#### RECORDS PROVIDED

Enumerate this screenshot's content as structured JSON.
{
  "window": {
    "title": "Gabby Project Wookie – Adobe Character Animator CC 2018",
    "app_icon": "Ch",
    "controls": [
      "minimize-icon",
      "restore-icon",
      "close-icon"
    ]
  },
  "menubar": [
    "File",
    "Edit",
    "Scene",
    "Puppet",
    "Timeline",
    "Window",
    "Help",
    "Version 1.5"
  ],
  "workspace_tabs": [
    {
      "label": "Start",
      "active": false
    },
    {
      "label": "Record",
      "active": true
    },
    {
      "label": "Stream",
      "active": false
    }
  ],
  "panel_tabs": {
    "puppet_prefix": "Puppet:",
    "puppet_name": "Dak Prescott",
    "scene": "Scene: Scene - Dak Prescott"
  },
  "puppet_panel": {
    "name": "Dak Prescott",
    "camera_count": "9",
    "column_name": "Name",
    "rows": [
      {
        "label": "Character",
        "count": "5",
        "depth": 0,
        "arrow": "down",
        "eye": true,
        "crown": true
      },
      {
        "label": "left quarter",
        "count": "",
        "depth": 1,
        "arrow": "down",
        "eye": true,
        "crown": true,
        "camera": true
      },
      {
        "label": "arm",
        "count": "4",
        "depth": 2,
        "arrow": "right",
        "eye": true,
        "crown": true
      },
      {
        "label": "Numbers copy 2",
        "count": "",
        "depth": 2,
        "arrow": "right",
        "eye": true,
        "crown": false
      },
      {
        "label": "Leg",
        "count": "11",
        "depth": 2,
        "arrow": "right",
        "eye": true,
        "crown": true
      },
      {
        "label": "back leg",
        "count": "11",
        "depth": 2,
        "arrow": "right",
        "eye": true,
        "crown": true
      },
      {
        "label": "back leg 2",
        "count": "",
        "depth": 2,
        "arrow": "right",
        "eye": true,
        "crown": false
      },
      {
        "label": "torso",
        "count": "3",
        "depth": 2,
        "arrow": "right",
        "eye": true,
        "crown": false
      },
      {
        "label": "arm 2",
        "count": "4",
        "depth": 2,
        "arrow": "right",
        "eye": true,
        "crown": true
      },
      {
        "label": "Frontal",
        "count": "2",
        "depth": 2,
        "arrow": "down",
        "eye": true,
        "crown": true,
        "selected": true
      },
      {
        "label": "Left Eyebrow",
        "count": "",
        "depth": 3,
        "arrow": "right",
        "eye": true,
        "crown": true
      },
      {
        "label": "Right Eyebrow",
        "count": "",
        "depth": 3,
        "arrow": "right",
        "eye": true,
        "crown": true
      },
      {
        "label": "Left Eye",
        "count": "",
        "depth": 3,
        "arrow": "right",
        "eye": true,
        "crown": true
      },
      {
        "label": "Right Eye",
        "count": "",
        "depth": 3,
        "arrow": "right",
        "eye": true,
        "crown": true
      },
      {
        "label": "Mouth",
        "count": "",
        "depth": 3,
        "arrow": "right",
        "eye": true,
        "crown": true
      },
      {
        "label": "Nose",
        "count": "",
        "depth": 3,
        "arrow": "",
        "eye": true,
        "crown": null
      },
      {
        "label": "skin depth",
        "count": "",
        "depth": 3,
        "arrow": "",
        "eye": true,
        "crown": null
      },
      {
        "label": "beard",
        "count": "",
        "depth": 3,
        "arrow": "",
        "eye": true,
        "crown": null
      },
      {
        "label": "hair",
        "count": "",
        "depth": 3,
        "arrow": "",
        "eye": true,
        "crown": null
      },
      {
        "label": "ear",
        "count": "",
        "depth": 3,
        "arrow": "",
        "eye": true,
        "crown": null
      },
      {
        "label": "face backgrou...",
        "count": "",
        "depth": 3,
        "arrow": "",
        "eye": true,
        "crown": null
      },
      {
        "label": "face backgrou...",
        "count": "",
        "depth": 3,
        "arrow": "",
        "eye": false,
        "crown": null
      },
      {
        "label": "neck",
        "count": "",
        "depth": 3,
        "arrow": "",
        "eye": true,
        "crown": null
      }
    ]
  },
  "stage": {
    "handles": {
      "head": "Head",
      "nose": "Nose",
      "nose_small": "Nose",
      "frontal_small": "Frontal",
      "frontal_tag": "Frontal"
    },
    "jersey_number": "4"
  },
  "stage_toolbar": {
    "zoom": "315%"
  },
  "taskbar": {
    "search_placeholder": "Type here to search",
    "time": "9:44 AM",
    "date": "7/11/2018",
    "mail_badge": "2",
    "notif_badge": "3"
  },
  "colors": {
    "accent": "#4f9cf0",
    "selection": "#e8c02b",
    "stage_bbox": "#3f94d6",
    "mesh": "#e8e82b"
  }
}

########

» PROBLEM DETAILS:
Return the material exactly as it stands.

» TASK ANSWER:
Enumerate this screenshot's content as structured JSON.
{
  "window": {
    "title": "Gabby Project Wookie – Adobe Character Animator CC 2018",
    "app_icon": "Ch",
    "controls": [
      "minimize-icon",
      "restore-icon",
      "close-icon"
    ]
  },
  "menubar": [
    "File",
    "Edit",
    "Scene",
    "Puppet",
    "Timeline",
    "Window",
    "Help",
    "Version 1.5"
  ],
  "workspace_tabs": [
    {
      "label": "Start",
      "active": false
    },
    {
      "label": "Record",
      "active": true
    },
    {
      "label": "Stream",
      "active": false
    }
  ],
  "panel_tabs": {
    "puppet_prefix": "Puppet:",
    "puppet_name": "Dak Prescott",
    "scene": "Scene: Scene - Dak Prescott"
  },
  "puppet_panel": {
    "name": "Dak Prescott",
    "camera_count": "9",
    "column_name": "Name",
    "rows": [
      {
        "label": "Character",
        "count": "5",
        "depth": 0,
        "arrow": "down",
        "eye": true,
        "crown": true
      },
      {
        "label": "left quarter",
        "count": "",
        "depth": 1,
        "arrow": "down",
        "eye": true,
        "crown": true,
        "camera": true
      },
      {
        "label": "arm",
        "count": "4",
        "depth": 2,
        "arrow": "right",
        "eye": true,
        "crown": true
      },
      {
        "label": "Numbers copy 2",
        "count": "",
        "depth": 2,
        "arrow": "right",
        "eye": true,
        "crown": false
      },
      {
        "label": "Leg",
        "count": "11",
        "depth": 2,
        "arrow": "right",
        "eye": true,
        "crown": true
      },
      {
        "label": "back leg",
        "count": "11",
        "depth": 2,
        "arrow": "right",
        "eye": true,
        "crown": true
      },
      {
        "label": "back leg 2",
        "count": "",
        "depth": 2,
        "arrow": "right",
        "eye": true,
        "crown": false
      },
      {
        "label": "torso",
        "count": "3",
        "depth": 2,
        "arrow": "right",
        "eye": true,
        "crown": false
      },
      {
        "label": "arm 2",
        "count": "4",
        "depth": 2,
        "arrow": "right",
        "eye": true,
        "crown": true
      },
      {
        "label": "Frontal",
        "count": "2",
        "depth": 2,
        "arrow": "down",
        "eye": true,
        "crown": true,
        "selected": true
      },
      {
        "label": "Left Eyebrow",
        "count": "",
        "depth": 3,
        "arrow": "right",
        "eye": true,
        "crown": true
      },
      {
        "label": "Right Eyebrow",
        "count": "",
        "depth": 3,
        "arrow": "right",
        "eye": true,
        "crown": true
      },
      {
        "label": "Left Eye",
        "count": "",
        "depth": 3,
        "arrow": "right",
        "eye": true,
        "crown": true
      },
      {
        "label": "Right Eye",
        "count": "",
        "depth": 3,
        "arrow": "right",
        "eye": true,
        "crown": true
      },
      {
        "label": "Mouth",
        "count": "",
        "depth": 3,
        "arrow": "right",
        "eye": true,
        "crown": true
      },
      {
        "label": "Nose",
        "count": "",
        "depth": 3,
        "arrow": "",
        "eye": true,
        "crown": null
      },
      {
        "label": "skin depth",
        "count": "",
        "depth": 3,
        "arrow": "",
        "eye": true,
        "crown": null
      },
      {
        "label": "beard",
        "count": "",
        "depth": 3,
        "arrow": "",
        "eye": true,
        "crown": null
      },
      {
        "label": "hair",
        "count": "",
        "depth": 3,
        "arrow": "",
        "eye": true,
        "crown": null
      },
      {
        "label": "ear",
        "count": "",
        "depth": 3,
        "arrow": "",
        "eye": true,
        "crown": null
      },
      {
        "label": "face backgrou...",
        "count": "",
        "depth": 3,
        "arrow": "",
        "eye": true,
        "crown": null
      },
      {
        "label": "face backgrou...",
        "count": "",
        "depth": 3,
        "arrow": "",
        "eye": false,
        "crown": null
      },
      {
        "label": "neck",
        "count": "",
        "depth": 3,
        "arrow": "",
        "eye": true,
        "crown": null
      }
    ]
  },
  "stage": {
    "handles": {
      "head": "Head",
      "nose": "Nose",
      "nose_small": "Nose",
      "frontal_small": "Frontal",
      "frontal_tag": "Frontal"
    },
    "jersey_number": "4"
  },
  "stage_toolbar": {
    "zoom": "315%"
  },
  "taskbar": {
    "search_placeholder": "Type here to search",
    "time": "9:44 AM",
    "date": "7/11/2018",
    "mail_badge": "2",
    "notif_badge": "3"
  },
  "colors": {
    "accent": "#4f9cf0",
    "selection": "#e8c02b",
    "stage_bbox": "#3f94d6",
    "mesh": "#e8e82b"
  }
}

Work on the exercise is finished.